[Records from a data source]
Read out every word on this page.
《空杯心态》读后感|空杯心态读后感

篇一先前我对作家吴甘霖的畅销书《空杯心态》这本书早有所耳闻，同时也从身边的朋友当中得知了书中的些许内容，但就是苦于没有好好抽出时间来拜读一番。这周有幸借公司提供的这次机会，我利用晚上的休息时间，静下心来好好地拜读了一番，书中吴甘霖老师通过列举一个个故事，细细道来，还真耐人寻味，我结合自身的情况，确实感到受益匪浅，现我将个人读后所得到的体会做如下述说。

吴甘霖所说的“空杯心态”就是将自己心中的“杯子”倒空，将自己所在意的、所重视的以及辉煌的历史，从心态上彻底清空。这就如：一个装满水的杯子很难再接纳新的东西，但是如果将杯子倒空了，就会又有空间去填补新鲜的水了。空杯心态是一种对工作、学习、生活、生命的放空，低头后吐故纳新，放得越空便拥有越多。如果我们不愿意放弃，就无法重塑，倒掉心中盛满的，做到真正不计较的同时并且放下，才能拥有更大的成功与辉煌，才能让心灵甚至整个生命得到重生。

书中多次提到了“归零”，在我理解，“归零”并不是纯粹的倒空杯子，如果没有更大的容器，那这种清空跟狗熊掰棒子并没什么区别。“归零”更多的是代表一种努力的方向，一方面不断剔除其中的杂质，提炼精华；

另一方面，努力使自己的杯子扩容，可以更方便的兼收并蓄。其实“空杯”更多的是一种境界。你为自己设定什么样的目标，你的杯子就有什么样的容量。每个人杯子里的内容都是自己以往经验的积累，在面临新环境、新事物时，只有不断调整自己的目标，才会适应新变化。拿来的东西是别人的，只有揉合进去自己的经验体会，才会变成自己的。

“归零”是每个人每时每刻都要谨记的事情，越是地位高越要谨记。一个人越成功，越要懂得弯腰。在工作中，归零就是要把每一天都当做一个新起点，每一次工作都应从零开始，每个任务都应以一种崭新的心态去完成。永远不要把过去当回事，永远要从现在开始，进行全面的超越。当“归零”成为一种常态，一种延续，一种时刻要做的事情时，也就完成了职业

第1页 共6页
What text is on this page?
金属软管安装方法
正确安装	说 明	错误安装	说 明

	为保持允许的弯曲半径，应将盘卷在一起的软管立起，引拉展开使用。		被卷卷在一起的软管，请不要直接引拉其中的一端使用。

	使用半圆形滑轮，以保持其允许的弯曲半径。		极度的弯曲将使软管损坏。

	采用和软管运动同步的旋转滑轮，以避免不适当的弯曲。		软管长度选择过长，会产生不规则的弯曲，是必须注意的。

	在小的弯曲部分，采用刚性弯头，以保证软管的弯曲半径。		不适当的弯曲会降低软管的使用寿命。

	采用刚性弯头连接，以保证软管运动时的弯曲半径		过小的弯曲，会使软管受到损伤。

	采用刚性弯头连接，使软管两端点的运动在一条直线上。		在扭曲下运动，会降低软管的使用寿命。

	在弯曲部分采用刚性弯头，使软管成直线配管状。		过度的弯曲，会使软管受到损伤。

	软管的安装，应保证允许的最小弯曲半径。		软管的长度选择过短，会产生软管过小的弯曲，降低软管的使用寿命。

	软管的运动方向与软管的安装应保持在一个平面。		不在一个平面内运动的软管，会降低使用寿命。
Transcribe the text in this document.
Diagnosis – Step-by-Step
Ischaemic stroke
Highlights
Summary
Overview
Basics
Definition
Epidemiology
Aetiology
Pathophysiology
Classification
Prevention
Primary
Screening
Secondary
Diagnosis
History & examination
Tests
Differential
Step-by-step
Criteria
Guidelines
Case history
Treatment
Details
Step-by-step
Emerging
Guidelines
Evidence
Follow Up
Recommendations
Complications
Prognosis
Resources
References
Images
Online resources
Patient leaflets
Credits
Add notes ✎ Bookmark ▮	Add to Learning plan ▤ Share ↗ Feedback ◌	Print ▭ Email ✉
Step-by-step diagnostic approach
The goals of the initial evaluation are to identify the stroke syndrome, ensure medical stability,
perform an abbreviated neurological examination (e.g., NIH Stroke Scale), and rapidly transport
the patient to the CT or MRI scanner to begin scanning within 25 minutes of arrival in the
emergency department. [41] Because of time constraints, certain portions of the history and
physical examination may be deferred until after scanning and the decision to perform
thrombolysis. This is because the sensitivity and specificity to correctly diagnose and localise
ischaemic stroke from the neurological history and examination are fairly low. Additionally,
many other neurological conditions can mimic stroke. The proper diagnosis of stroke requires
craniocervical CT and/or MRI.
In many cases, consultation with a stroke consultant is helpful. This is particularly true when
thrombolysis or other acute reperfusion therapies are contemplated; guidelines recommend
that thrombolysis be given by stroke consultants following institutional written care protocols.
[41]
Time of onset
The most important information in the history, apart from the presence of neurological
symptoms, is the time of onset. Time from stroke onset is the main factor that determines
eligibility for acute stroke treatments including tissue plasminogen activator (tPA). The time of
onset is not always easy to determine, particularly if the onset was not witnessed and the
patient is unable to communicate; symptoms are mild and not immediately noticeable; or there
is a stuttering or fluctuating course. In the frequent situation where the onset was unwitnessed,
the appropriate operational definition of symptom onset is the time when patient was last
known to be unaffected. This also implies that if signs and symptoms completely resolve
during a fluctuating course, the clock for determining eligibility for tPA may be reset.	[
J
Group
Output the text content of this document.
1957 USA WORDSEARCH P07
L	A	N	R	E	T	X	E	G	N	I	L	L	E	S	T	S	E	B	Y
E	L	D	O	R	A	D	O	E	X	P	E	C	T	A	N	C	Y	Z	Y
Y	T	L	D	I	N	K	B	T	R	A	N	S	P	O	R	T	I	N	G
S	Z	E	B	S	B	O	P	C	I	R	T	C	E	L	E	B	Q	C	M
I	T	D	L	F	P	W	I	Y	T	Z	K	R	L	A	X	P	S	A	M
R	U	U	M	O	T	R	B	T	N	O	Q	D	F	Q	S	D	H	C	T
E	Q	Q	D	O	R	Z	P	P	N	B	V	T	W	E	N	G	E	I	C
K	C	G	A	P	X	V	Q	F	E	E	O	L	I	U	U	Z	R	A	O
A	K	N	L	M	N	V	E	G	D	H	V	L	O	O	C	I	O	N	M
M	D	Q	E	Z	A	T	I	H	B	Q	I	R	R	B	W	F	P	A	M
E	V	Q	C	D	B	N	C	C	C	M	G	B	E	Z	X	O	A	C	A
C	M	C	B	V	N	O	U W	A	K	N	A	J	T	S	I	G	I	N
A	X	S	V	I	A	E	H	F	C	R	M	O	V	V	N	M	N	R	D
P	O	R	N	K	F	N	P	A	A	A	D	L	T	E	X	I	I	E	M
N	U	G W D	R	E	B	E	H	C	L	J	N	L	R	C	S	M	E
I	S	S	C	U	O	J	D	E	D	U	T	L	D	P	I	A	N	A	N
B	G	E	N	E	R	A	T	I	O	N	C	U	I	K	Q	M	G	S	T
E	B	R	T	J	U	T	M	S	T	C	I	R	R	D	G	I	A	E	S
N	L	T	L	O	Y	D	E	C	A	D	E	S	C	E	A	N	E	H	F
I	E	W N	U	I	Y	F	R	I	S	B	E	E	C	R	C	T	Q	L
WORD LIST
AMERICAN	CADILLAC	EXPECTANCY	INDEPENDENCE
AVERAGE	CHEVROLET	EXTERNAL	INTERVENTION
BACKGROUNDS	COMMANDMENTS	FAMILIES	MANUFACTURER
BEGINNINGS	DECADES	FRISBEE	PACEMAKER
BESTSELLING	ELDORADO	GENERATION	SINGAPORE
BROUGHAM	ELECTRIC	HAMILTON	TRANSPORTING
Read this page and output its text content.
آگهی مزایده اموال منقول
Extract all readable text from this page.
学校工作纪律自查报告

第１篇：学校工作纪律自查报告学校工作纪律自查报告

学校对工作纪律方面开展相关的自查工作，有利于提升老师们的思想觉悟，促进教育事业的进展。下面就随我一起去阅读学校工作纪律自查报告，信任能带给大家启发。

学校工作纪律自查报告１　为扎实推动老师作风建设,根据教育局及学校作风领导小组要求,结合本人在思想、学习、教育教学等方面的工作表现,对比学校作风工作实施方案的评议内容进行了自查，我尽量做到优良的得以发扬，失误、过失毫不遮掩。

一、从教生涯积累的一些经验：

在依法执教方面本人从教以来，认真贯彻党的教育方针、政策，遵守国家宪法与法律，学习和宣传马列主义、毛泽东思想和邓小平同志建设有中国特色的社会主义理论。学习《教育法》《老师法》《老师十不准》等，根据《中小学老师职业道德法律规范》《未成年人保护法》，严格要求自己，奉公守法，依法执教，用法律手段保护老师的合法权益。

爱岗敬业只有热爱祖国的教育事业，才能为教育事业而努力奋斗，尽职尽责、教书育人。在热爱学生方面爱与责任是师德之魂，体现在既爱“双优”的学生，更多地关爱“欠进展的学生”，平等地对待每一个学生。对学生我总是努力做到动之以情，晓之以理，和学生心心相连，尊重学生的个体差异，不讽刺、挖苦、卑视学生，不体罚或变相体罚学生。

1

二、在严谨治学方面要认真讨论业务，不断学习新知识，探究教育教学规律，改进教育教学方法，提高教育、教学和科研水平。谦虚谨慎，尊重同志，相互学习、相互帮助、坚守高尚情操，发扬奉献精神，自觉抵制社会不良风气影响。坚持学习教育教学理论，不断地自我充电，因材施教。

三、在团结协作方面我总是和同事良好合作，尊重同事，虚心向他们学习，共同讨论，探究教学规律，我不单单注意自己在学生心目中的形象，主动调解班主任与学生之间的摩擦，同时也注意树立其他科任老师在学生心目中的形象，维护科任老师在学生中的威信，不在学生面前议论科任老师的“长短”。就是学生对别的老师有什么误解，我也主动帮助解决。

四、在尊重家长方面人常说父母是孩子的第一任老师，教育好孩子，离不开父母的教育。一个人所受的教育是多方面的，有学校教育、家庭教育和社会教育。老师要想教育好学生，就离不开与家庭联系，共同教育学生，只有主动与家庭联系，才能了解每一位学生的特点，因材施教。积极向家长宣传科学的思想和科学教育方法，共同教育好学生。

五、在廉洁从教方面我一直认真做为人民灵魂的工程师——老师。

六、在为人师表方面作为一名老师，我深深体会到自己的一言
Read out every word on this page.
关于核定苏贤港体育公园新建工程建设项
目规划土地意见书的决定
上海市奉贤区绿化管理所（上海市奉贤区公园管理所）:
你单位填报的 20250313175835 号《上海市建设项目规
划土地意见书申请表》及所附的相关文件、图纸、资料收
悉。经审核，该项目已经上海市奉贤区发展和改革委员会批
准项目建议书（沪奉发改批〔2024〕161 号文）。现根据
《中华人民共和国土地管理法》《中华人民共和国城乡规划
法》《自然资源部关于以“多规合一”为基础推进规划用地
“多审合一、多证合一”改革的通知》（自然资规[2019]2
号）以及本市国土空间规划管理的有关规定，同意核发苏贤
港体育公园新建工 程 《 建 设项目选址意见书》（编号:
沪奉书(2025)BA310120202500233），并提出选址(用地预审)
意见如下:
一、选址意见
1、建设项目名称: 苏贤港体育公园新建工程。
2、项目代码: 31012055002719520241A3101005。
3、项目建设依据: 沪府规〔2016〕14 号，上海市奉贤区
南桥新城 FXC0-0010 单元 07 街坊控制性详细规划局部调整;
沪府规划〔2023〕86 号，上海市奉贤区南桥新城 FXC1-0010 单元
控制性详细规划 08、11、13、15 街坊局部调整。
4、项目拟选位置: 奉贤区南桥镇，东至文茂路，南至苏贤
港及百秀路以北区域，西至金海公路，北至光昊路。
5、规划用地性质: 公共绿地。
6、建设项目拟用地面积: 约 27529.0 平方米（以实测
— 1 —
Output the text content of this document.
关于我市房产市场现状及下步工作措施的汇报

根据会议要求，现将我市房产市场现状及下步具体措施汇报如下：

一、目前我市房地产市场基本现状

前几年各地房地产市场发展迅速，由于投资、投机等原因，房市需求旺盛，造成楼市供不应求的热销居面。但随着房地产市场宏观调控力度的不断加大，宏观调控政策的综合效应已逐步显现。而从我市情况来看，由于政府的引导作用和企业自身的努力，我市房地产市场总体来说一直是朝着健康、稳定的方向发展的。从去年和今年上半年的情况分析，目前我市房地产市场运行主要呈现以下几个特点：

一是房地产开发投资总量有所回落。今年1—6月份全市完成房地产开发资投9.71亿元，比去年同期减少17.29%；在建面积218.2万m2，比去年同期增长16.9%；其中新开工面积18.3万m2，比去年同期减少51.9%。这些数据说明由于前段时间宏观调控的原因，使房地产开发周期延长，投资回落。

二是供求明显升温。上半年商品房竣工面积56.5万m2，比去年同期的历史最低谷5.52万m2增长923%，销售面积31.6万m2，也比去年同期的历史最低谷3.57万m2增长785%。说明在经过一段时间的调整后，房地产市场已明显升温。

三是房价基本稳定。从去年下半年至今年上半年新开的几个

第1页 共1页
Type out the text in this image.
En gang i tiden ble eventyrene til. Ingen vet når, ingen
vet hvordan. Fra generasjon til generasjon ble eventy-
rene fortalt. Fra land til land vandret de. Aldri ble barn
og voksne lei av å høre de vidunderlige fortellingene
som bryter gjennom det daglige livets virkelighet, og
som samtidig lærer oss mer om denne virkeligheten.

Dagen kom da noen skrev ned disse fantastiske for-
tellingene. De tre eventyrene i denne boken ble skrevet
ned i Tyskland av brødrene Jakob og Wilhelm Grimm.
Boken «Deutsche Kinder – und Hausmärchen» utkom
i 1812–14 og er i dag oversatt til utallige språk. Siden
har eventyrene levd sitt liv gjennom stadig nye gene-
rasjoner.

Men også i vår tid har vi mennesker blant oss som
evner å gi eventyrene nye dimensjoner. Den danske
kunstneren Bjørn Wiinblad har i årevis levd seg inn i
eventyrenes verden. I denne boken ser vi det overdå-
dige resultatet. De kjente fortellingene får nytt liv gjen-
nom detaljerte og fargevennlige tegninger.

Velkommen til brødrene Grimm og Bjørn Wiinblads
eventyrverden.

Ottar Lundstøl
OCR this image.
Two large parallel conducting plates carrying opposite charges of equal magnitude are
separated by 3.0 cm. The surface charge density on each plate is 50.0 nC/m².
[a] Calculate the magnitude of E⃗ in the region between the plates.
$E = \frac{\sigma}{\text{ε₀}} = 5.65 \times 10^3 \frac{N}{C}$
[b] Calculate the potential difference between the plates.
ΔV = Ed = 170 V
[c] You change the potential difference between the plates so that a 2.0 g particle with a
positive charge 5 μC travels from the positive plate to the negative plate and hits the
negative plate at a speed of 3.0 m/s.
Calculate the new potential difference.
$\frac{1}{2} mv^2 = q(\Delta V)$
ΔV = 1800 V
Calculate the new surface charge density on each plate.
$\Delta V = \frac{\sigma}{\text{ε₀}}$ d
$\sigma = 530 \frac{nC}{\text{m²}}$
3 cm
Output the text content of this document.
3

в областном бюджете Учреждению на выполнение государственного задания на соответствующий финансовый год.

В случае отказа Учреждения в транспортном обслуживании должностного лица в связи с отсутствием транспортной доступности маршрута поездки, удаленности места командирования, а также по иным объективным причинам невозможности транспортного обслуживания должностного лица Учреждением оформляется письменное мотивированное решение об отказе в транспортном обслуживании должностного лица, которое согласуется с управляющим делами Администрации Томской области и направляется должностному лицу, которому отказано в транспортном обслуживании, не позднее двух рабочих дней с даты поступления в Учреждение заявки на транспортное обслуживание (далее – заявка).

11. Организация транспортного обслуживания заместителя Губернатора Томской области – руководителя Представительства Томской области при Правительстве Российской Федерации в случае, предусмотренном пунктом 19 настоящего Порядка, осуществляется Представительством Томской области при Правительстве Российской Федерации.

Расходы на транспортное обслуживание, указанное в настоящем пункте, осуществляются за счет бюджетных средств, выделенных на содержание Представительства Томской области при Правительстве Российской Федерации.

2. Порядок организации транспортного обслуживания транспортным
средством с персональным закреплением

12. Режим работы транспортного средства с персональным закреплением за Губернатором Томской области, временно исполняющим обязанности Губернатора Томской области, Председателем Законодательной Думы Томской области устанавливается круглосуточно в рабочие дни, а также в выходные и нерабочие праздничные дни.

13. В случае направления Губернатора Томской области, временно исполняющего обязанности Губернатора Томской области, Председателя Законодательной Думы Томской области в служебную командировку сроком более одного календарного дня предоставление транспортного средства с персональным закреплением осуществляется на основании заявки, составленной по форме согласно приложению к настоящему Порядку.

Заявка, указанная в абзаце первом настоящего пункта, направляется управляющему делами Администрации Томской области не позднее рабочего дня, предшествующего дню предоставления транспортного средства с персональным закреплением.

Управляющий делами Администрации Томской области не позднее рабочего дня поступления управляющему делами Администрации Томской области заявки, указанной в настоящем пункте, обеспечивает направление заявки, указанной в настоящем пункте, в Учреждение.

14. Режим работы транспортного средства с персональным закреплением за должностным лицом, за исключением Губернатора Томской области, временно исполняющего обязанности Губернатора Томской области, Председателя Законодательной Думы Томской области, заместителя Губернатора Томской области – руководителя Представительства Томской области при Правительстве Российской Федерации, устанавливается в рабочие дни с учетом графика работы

→ Do this:
Check each line above for the string "Правительстве" and show the ones that have it.

→ Answer for the task:
11. Организация транспортного обслуживания заместителя Губернатора Томской области – руководителя Представительства Томской области при Правительстве Российской Федерации в случае, предусмотренном пунктом 19 настоящего Порядка, осуществляется Представительством Томской области при Правительстве Российской Федерации.
Расходы на транспортное обслуживание, указанное в настоящем пункте, осуществляются за счет бюджетных средств, выделенных на содержание Представительства Томской области при Правительстве Российской Федерации.
14. Режим работы транспортного средства с персональным закреплением за должностным лицом, за исключением Губернатора Томской области, временно исполняющего обязанности Губернатора Томской области, Председателя Законодательной Думы Томской области, заместителя Губернатора Томской области – руководителя Представительства Томской области при Правительстве Российской Федерации, устанавливается в рабочие дни с учетом графика работы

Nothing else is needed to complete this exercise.